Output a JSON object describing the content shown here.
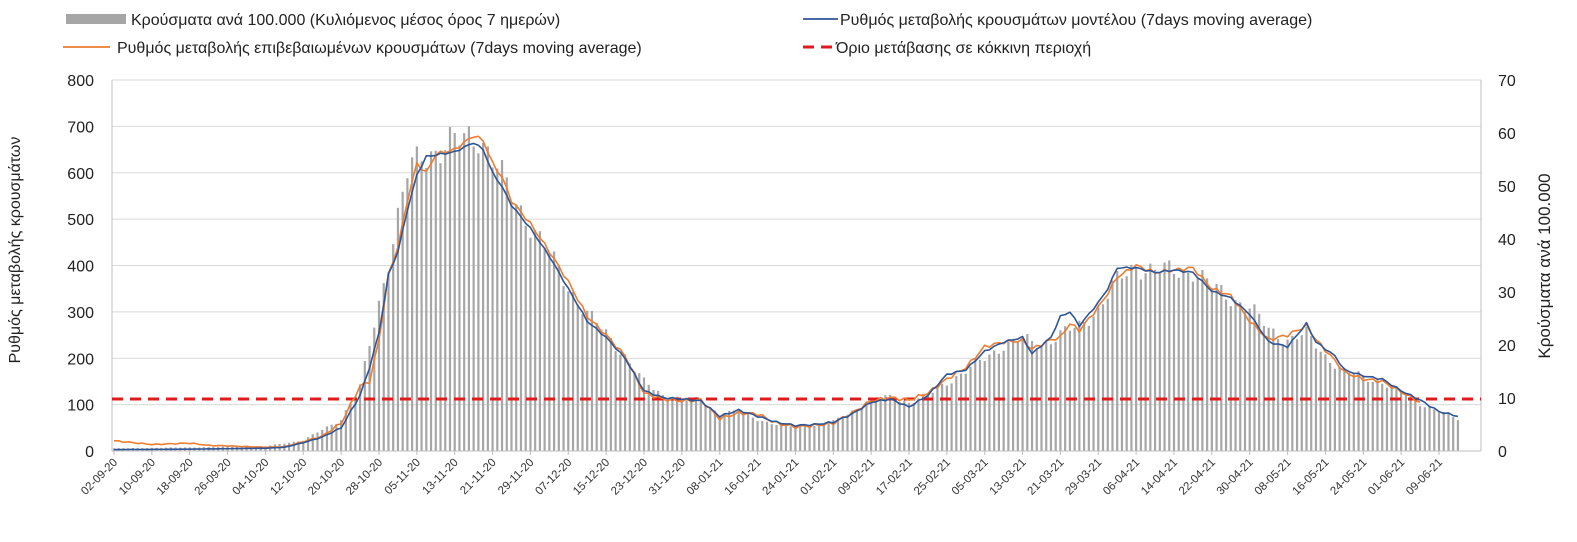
{
  "chart_data": {
    "type": "bar",
    "legend": {
      "placement": "top",
      "bars_label": "Κρούσματα ανά 100.000 (Κυλιόμενος μέσος όρος 7 ημερών)",
      "model_label": "Ρυθμός μεταβολής κρουσμάτων μοντέλου (7days moving average)",
      "confirmed_label": "Ρυθμός μεταβολής επιβεβαιωμένων κρουσμάτων (7days moving average)",
      "threshold_label": "Όριο μετάβασης σε κόκκινη περιοχή"
    },
    "ylabel_left": "Ρυθμός μεταβολής κρουσμάτων",
    "ylabel_right": "Κρούσματα ανά 100.000",
    "ylim_left": [
      0,
      800
    ],
    "ylim_right": [
      0,
      70
    ],
    "yticks_left": [
      "0",
      "100",
      "200",
      "300",
      "400",
      "500",
      "600",
      "700",
      "800"
    ],
    "yticks_right": [
      "0",
      "10",
      "20",
      "30",
      "40",
      "50",
      "60",
      "70"
    ],
    "grid": true,
    "x_tick_labels": [
      "02-09-20",
      "10-09-20",
      "18-09-20",
      "26-09-20",
      "04-10-20",
      "12-10-20",
      "20-10-20",
      "28-10-20",
      "05-11-20",
      "13-11-20",
      "21-11-20",
      "29-11-20",
      "07-12-20",
      "15-12-20",
      "23-12-20",
      "31-12-20",
      "08-01-21",
      "16-01-21",
      "24-01-21",
      "01-02-21",
      "09-02-21",
      "17-02-21",
      "25-02-21",
      "05-03-21",
      "13-03-21",
      "21-03-21",
      "29-03-21",
      "06-04-21",
      "14-04-21",
      "22-04-21",
      "30-04-21",
      "08-05-21",
      "16-05-21",
      "24-05-21",
      "01-06-21",
      "09-06-21"
    ],
    "threshold_value": 112,
    "colors": {
      "bars": "#a6a6a6",
      "model": "#2f5597",
      "confirmed": "#ed7d31",
      "threshold": "#e01b1b",
      "grid": "#d9d9d9"
    },
    "series": [
      {
        "name": "Κρούσματα ανά 100.000 (Κυλιόμενος μέσος όρος 7 ημερών)",
        "axis": "right",
        "keypoints": [
          [
            "02-09-20",
            0.5
          ],
          [
            "20-09-20",
            0.7
          ],
          [
            "04-10-20",
            0.9
          ],
          [
            "12-10-20",
            2
          ],
          [
            "20-10-20",
            6
          ],
          [
            "24-10-20",
            12
          ],
          [
            "28-10-20",
            28
          ],
          [
            "31-10-20",
            40
          ],
          [
            "03-11-20",
            52
          ],
          [
            "06-11-20",
            56
          ],
          [
            "13-11-20",
            58
          ],
          [
            "18-11-20",
            60
          ],
          [
            "21-11-20",
            55
          ],
          [
            "25-11-20",
            48
          ],
          [
            "29-11-20",
            43
          ],
          [
            "03-12-20",
            37
          ],
          [
            "07-12-20",
            31
          ],
          [
            "11-12-20",
            26
          ],
          [
            "15-12-20",
            22
          ],
          [
            "19-12-20",
            18
          ],
          [
            "23-12-20",
            13
          ],
          [
            "27-12-20",
            10.5
          ],
          [
            "31-12-20",
            9.8
          ],
          [
            "04-01-21",
            9.5
          ],
          [
            "08-01-21",
            7
          ],
          [
            "12-01-21",
            7.5
          ],
          [
            "16-01-21",
            6
          ],
          [
            "20-01-21",
            5
          ],
          [
            "24-01-21",
            4.6
          ],
          [
            "28-01-21",
            4.8
          ],
          [
            "01-02-21",
            5.5
          ],
          [
            "05-02-21",
            7.5
          ],
          [
            "09-02-21",
            9.5
          ],
          [
            "13-02-21",
            10.2
          ],
          [
            "17-02-21",
            9.2
          ],
          [
            "21-02-21",
            10.5
          ],
          [
            "25-02-21",
            13
          ],
          [
            "01-03-21",
            15
          ],
          [
            "05-03-21",
            17.5
          ],
          [
            "09-03-21",
            20
          ],
          [
            "13-03-21",
            21
          ],
          [
            "17-03-21",
            20
          ],
          [
            "21-03-21",
            22
          ],
          [
            "25-03-21",
            23.5
          ],
          [
            "29-03-21",
            27
          ],
          [
            "02-04-21",
            32
          ],
          [
            "06-04-21",
            35
          ],
          [
            "10-04-21",
            34
          ],
          [
            "14-04-21",
            34
          ],
          [
            "18-04-21",
            34
          ],
          [
            "22-04-21",
            31
          ],
          [
            "26-04-21",
            29
          ],
          [
            "30-04-21",
            27
          ],
          [
            "04-05-21",
            23
          ],
          [
            "08-05-21",
            21
          ],
          [
            "12-05-21",
            22
          ],
          [
            "16-05-21",
            18
          ],
          [
            "20-05-21",
            15
          ],
          [
            "24-05-21",
            14
          ],
          [
            "28-05-21",
            13
          ],
          [
            "01-06-21",
            11
          ],
          [
            "05-06-21",
            9
          ],
          [
            "09-06-21",
            7.5
          ],
          [
            "13-06-21",
            6
          ]
        ]
      },
      {
        "name": "Ρυθμός μεταβολής κρουσμάτων μοντέλου (7days moving average)",
        "axis": "left",
        "keypoints": [
          [
            "02-09-20",
            3
          ],
          [
            "18-09-20",
            4
          ],
          [
            "04-10-20",
            6
          ],
          [
            "08-10-20",
            8
          ],
          [
            "12-10-20",
            18
          ],
          [
            "16-10-20",
            30
          ],
          [
            "20-10-20",
            50
          ],
          [
            "24-10-20",
            120
          ],
          [
            "26-10-20",
            180
          ],
          [
            "28-10-20",
            255
          ],
          [
            "30-10-20",
            380
          ],
          [
            "01-11-20",
            430
          ],
          [
            "03-11-20",
            520
          ],
          [
            "05-11-20",
            595
          ],
          [
            "07-11-20",
            635
          ],
          [
            "13-11-20",
            645
          ],
          [
            "17-11-20",
            665
          ],
          [
            "19-11-20",
            650
          ],
          [
            "21-11-20",
            600
          ],
          [
            "23-11-20",
            570
          ],
          [
            "25-11-20",
            530
          ],
          [
            "29-11-20",
            480
          ],
          [
            "03-12-20",
            420
          ],
          [
            "07-12-20",
            350
          ],
          [
            "11-12-20",
            280
          ],
          [
            "15-12-20",
            245
          ],
          [
            "19-12-20",
            200
          ],
          [
            "23-12-20",
            130
          ],
          [
            "27-12-20",
            115
          ],
          [
            "31-12-20",
            112
          ],
          [
            "04-01-21",
            108
          ],
          [
            "08-01-21",
            75
          ],
          [
            "12-01-21",
            88
          ],
          [
            "16-01-21",
            75
          ],
          [
            "20-01-21",
            62
          ],
          [
            "24-01-21",
            55
          ],
          [
            "28-01-21",
            57
          ],
          [
            "01-02-21",
            62
          ],
          [
            "05-02-21",
            80
          ],
          [
            "09-02-21",
            105
          ],
          [
            "13-02-21",
            112
          ],
          [
            "17-02-21",
            95
          ],
          [
            "21-02-21",
            120
          ],
          [
            "25-02-21",
            165
          ],
          [
            "01-03-21",
            175
          ],
          [
            "05-03-21",
            215
          ],
          [
            "09-03-21",
            235
          ],
          [
            "13-03-21",
            245
          ],
          [
            "15-03-21",
            210
          ],
          [
            "19-03-21",
            245
          ],
          [
            "21-03-21",
            290
          ],
          [
            "23-03-21",
            300
          ],
          [
            "25-03-21",
            270
          ],
          [
            "29-03-21",
            320
          ],
          [
            "31-03-21",
            350
          ],
          [
            "02-04-21",
            395
          ],
          [
            "06-04-21",
            395
          ],
          [
            "10-04-21",
            385
          ],
          [
            "14-04-21",
            390
          ],
          [
            "18-04-21",
            385
          ],
          [
            "22-04-21",
            345
          ],
          [
            "26-04-21",
            330
          ],
          [
            "30-04-21",
            295
          ],
          [
            "04-05-21",
            235
          ],
          [
            "08-05-21",
            225
          ],
          [
            "12-05-21",
            275
          ],
          [
            "14-05-21",
            235
          ],
          [
            "18-05-21",
            205
          ],
          [
            "20-05-21",
            175
          ],
          [
            "24-05-21",
            162
          ],
          [
            "28-05-21",
            155
          ],
          [
            "01-06-21",
            130
          ],
          [
            "05-06-21",
            110
          ],
          [
            "09-06-21",
            85
          ],
          [
            "13-06-21",
            75
          ]
        ]
      },
      {
        "name": "Ρυθμός μεταβολής επιβεβαιωμένων κρουσμάτων (7days moving average)",
        "axis": "left",
        "keypoints": [
          [
            "02-09-20",
            22
          ],
          [
            "06-09-20",
            18
          ],
          [
            "10-09-20",
            14
          ],
          [
            "18-09-20",
            17
          ],
          [
            "22-09-20",
            12
          ],
          [
            "26-09-20",
            11
          ],
          [
            "04-10-20",
            8
          ],
          [
            "08-10-20",
            9
          ],
          [
            "12-10-20",
            20
          ],
          [
            "16-10-20",
            32
          ],
          [
            "20-10-20",
            60
          ],
          [
            "24-10-20",
            140
          ],
          [
            "26-10-20",
            150
          ],
          [
            "28-10-20",
            240
          ],
          [
            "30-10-20",
            380
          ],
          [
            "01-11-20",
            440
          ],
          [
            "03-11-20",
            540
          ],
          [
            "05-11-20",
            620
          ],
          [
            "07-11-20",
            600
          ],
          [
            "09-11-20",
            640
          ],
          [
            "13-11-20",
            650
          ],
          [
            "17-11-20",
            680
          ],
          [
            "19-11-20",
            670
          ],
          [
            "21-11-20",
            620
          ],
          [
            "23-11-20",
            590
          ],
          [
            "25-11-20",
            540
          ],
          [
            "29-11-20",
            490
          ],
          [
            "03-12-20",
            430
          ],
          [
            "07-12-20",
            365
          ],
          [
            "11-12-20",
            290
          ],
          [
            "15-12-20",
            250
          ],
          [
            "19-12-20",
            205
          ],
          [
            "23-12-20",
            125
          ],
          [
            "27-12-20",
            112
          ],
          [
            "31-12-20",
            108
          ],
          [
            "04-01-21",
            110
          ],
          [
            "08-01-21",
            70
          ],
          [
            "12-01-21",
            82
          ],
          [
            "16-01-21",
            80
          ],
          [
            "20-01-21",
            60
          ],
          [
            "24-01-21",
            52
          ],
          [
            "28-01-21",
            55
          ],
          [
            "01-02-21",
            60
          ],
          [
            "05-02-21",
            82
          ],
          [
            "09-02-21",
            108
          ],
          [
            "13-02-21",
            115
          ],
          [
            "17-02-21",
            110
          ],
          [
            "21-02-21",
            125
          ],
          [
            "25-02-21",
            155
          ],
          [
            "01-03-21",
            180
          ],
          [
            "05-03-21",
            225
          ],
          [
            "09-03-21",
            235
          ],
          [
            "13-03-21",
            238
          ],
          [
            "15-03-21",
            220
          ],
          [
            "19-03-21",
            240
          ],
          [
            "21-03-21",
            245
          ],
          [
            "23-03-21",
            275
          ],
          [
            "25-03-21",
            260
          ],
          [
            "29-03-21",
            310
          ],
          [
            "31-03-21",
            340
          ],
          [
            "02-04-21",
            375
          ],
          [
            "06-04-21",
            400
          ],
          [
            "10-04-21",
            385
          ],
          [
            "14-04-21",
            390
          ],
          [
            "18-04-21",
            395
          ],
          [
            "22-04-21",
            350
          ],
          [
            "26-04-21",
            335
          ],
          [
            "30-04-21",
            280
          ],
          [
            "04-05-21",
            240
          ],
          [
            "08-05-21",
            250
          ],
          [
            "12-05-21",
            270
          ],
          [
            "14-05-21",
            240
          ],
          [
            "18-05-21",
            195
          ],
          [
            "20-05-21",
            170
          ],
          [
            "24-05-21",
            155
          ],
          [
            "28-05-21",
            150
          ],
          [
            "01-06-21",
            128
          ],
          [
            "05-06-21",
            105
          ]
        ]
      }
    ]
  }
}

§ §

**WHAT NEEDS TO BE DONE:** Where a line above includes "κρουσμάτων", copy that line.

**COMPLETED TASK:**
      "model_label": "Ρυθμός μεταβολής κρουσμάτων μοντέλου (7days moving average)",
      "confirmed_label": "Ρυθμός μεταβολής επιβεβαιωμένων κρουσμάτων (7days moving average)",
    "ylabel_left": "Ρυθμός μεταβολής κρουσμάτων",
        "name": "Ρυθμός μεταβολής κρουσμάτων μοντέλου (7days moving average)",
        "name": "Ρυθμός μεταβολής επιβεβαιωμένων κρουσμάτων (7days moving average)",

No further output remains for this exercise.